- **What is asked**
The records below are to be copied word for word, with every picture left out.

Collected data entries
START
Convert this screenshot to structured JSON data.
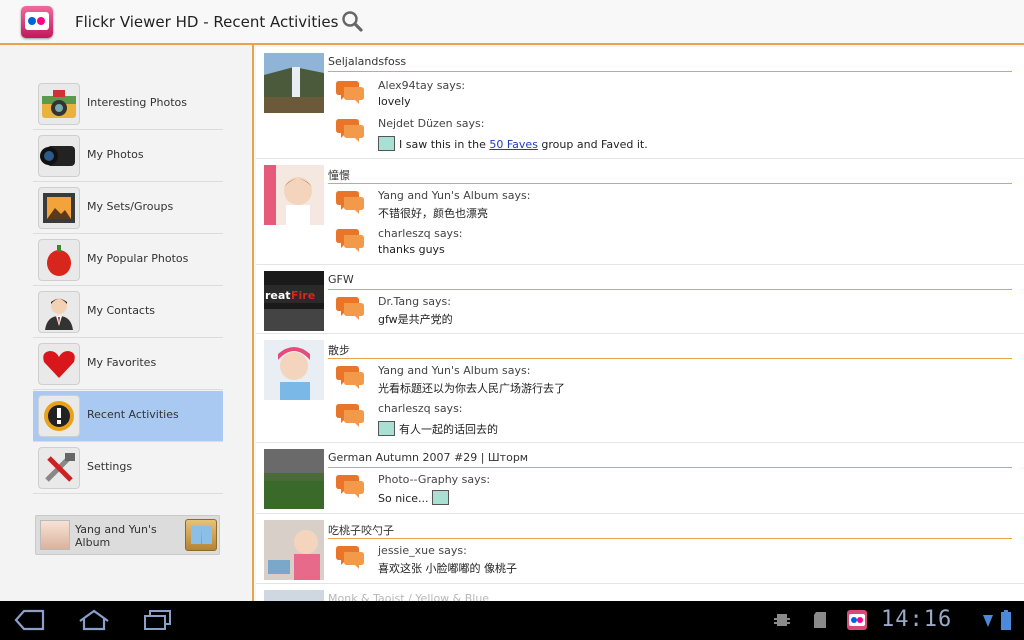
{
  "app": {
    "title": "Flickr Viewer HD - Recent Activities",
    "icon": "flickr-app-icon"
  },
  "sidebar": {
    "items": [
      {
        "label": "Interesting Photos",
        "icon": "camera-icon"
      },
      {
        "label": "My Photos",
        "icon": "lens-icon"
      },
      {
        "label": "My Sets/Groups",
        "icon": "picture-frame-icon"
      },
      {
        "label": "My Popular Photos",
        "icon": "pepper-icon"
      },
      {
        "label": "My Contacts",
        "icon": "contact-person-icon"
      },
      {
        "label": "My Favorites",
        "icon": "heart-icon"
      },
      {
        "label": "Recent Activities",
        "icon": "alert-icon",
        "active": true
      },
      {
        "label": "Settings",
        "icon": "tools-icon"
      }
    ],
    "account": {
      "name": "Yang and Yun's Album"
    }
  },
  "feed": {
    "groups": [
      {
        "title": "Seljalandsfoss",
        "comments": [
          {
            "author": "Alex94tay says:",
            "text": "lovely"
          },
          {
            "author": "Nejdet Düzen says:",
            "text_pre": "I saw this in the ",
            "link": "50 Faves",
            "text_post": " group and Faved it."
          }
        ]
      },
      {
        "title": "憧憬",
        "comments": [
          {
            "author": "Yang and Yun's Album says:",
            "text": "不错很好，颜色也漂亮"
          },
          {
            "author": "charleszq says:",
            "text": "thanks guys"
          }
        ]
      },
      {
        "title": "GFW",
        "comments": [
          {
            "author": "Dr.Tang says:",
            "text": "gfw是共产党的"
          }
        ]
      },
      {
        "title": "散步",
        "comments": [
          {
            "author": "Yang and Yun's Album says:",
            "text": "光看标题还以为你去人民广场游行去了"
          },
          {
            "author": "charleszq says:",
            "text": "有人一起的话回去的"
          }
        ]
      },
      {
        "title": "German Autumn 2007 #29 | Шторм",
        "comments": [
          {
            "author": "Photo--Graphy says:",
            "text": "So nice..."
          }
        ]
      },
      {
        "title": "吃桃子咬勺子",
        "comments": [
          {
            "author": "jessie_xue says:",
            "text": "喜欢这张 小脸嘟嘟的 像桃子"
          }
        ]
      },
      {
        "title": "Monk & Taoist / Yellow & Blue"
      }
    ]
  },
  "system": {
    "time": "14:16"
  },
  "colors": {
    "accent": "#e9a44a",
    "active": "#a9c8f2",
    "link": "#1a3cbd"
  }
}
END
- **Exercise output**
Convert this screenshot to structured JSON data.
{
  "app": {
    "title": "Flickr Viewer HD - Recent Activities",
    "icon": "flickr-app-icon"
  },
  "sidebar": {
    "items": [
      {
        "label": "Interesting Photos",
        "icon": "camera-icon"
      },
      {
        "label": "My Photos",
        "icon": "lens-icon"
      },
      {
        "label": "My Sets/Groups",
        "icon": "picture-frame-icon"
      },
      {
        "label": "My Popular Photos",
        "icon": "pepper-icon"
      },
      {
        "label": "My Contacts",
        "icon": "contact-person-icon"
      },
      {
        "label": "My Favorites",
        "icon": "heart-icon"
      },
      {
        "label": "Recent Activities",
        "icon": "alert-icon",
        "active": true
      },
      {
        "label": "Settings",
        "icon": "tools-icon"
      }
    ],
    "account": {
      "name": "Yang and Yun's Album"
    }
  },
  "feed": {
    "groups": [
      {
        "title": "Seljalandsfoss",
        "comments": [
          {
            "author": "Alex94tay says:",
            "text": "lovely"
          },
          {
            "author": "Nejdet Düzen says:",
            "text_pre": "I saw this in the ",
            "link": "50 Faves",
            "text_post": " group and Faved it."
          }
        ]
      },
      {
        "title": "憧憬",
        "comments": [
          {
            "author": "Yang and Yun's Album says:",
            "text": "不错很好，颜色也漂亮"
          },
          {
            "author": "charleszq says:",
            "text": "thanks guys"
          }
        ]
      },
      {
        "title": "GFW",
        "comments": [
          {
            "author": "Dr.Tang says:",
            "text": "gfw是共产党的"
          }
        ]
      },
      {
        "title": "散步",
        "comments": [
          {
            "author": "Yang and Yun's Album says:",
            "text": "光看标题还以为你去人民广场游行去了"
          },
          {
            "author": "charleszq says:",
            "text": "有人一起的话回去的"
          }
        ]
      },
      {
        "title": "German Autumn 2007 #29 | Шторм",
        "comments": [
          {
            "author": "Photo--Graphy says:",
            "text": "So nice..."
          }
        ]
      },
      {
        "title": "吃桃子咬勺子",
        "comments": [
          {
            "author": "jessie_xue says:",
            "text": "喜欢这张 小脸嘟嘟的 像桃子"
          }
        ]
      },
      {
        "title": "Monk & Taoist / Yellow & Blue"
      }
    ]
  },
  "system": {
    "time": "14:16"
  },
  "colors": {
    "accent": "#e9a44a",
    "active": "#a9c8f2",
    "link": "#1a3cbd"
  }
}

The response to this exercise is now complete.